INPUT FOR THIS TASK -
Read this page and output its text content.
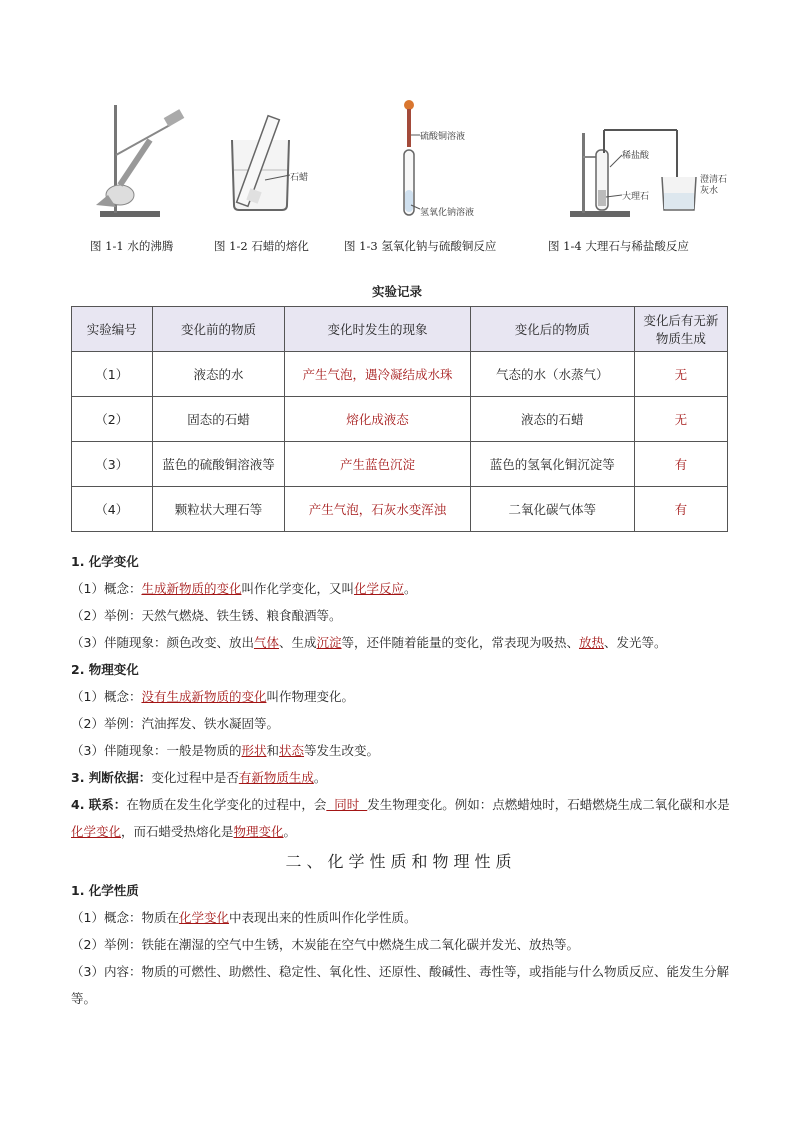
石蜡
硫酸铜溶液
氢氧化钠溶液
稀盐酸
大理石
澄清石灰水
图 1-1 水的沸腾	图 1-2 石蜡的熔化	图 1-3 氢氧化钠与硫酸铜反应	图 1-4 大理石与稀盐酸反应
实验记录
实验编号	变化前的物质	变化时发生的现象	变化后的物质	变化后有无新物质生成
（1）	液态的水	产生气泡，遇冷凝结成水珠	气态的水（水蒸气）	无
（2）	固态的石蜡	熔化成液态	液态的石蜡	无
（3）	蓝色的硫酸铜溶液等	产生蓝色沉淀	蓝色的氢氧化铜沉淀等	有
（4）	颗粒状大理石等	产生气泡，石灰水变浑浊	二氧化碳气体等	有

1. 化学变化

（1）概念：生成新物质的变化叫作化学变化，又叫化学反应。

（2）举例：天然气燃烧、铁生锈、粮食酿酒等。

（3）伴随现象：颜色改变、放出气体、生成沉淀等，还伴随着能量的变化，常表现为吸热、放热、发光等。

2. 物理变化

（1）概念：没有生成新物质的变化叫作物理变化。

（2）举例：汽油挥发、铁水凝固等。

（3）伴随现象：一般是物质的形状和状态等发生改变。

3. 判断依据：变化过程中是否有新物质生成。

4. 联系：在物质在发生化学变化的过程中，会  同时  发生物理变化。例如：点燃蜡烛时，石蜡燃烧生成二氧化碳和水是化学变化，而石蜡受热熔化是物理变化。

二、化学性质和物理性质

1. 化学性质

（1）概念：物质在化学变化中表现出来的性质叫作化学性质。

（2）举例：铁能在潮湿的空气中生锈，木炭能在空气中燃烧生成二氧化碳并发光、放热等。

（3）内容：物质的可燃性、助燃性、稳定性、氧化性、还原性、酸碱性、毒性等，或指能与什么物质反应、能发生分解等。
--
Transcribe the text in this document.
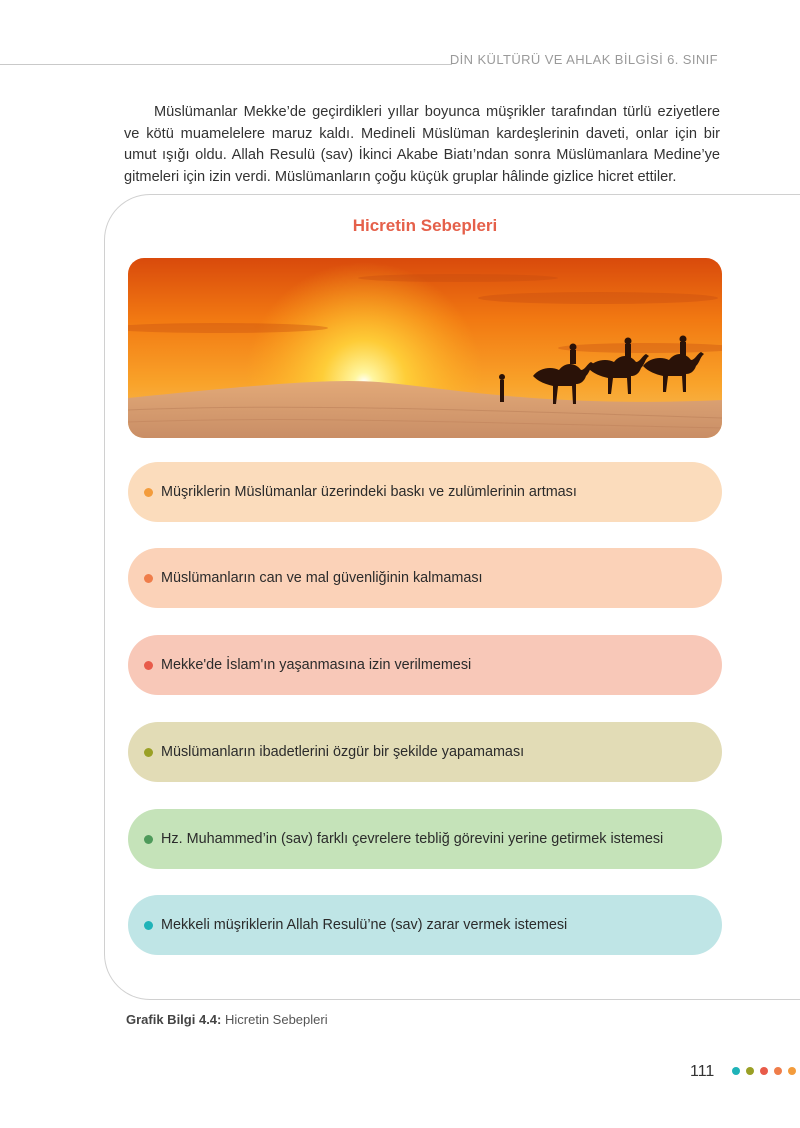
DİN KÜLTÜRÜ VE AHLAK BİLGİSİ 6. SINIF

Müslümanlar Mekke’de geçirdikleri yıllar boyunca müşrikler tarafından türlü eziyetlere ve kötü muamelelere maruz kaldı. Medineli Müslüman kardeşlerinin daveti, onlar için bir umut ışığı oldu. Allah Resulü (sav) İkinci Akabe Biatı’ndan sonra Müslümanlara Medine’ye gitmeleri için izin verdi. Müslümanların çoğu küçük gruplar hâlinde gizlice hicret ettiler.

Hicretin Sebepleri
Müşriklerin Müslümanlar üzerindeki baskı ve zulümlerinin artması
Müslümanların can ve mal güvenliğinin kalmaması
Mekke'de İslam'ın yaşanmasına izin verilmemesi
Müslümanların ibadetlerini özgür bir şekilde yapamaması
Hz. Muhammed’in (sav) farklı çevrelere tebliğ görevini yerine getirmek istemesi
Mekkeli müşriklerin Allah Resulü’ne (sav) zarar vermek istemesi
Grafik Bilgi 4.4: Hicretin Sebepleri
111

WHAT IS BEING ASKED - Find the lines with the string "Müslümanların" and reproduce them.

EXPECTED ANSWER -
Müslümanlar Mekke’de geçirdikleri yıllar boyunca müşrikler tarafından türlü eziyetlere ve kötü muamelelere maruz kaldı. Medineli Müslüman kardeşlerinin daveti, onlar için bir umut ışığı oldu. Allah Resulü (sav) İkinci Akabe Biatı’ndan sonra Müslümanlara Medine’ye gitmeleri için izin verdi. Müslümanların çoğu küçük gruplar hâlinde gizlice hicret ettiler.
Müslümanların can ve mal güvenliğinin kalmaması
Müslümanların ibadetlerini özgür bir şekilde yapamaması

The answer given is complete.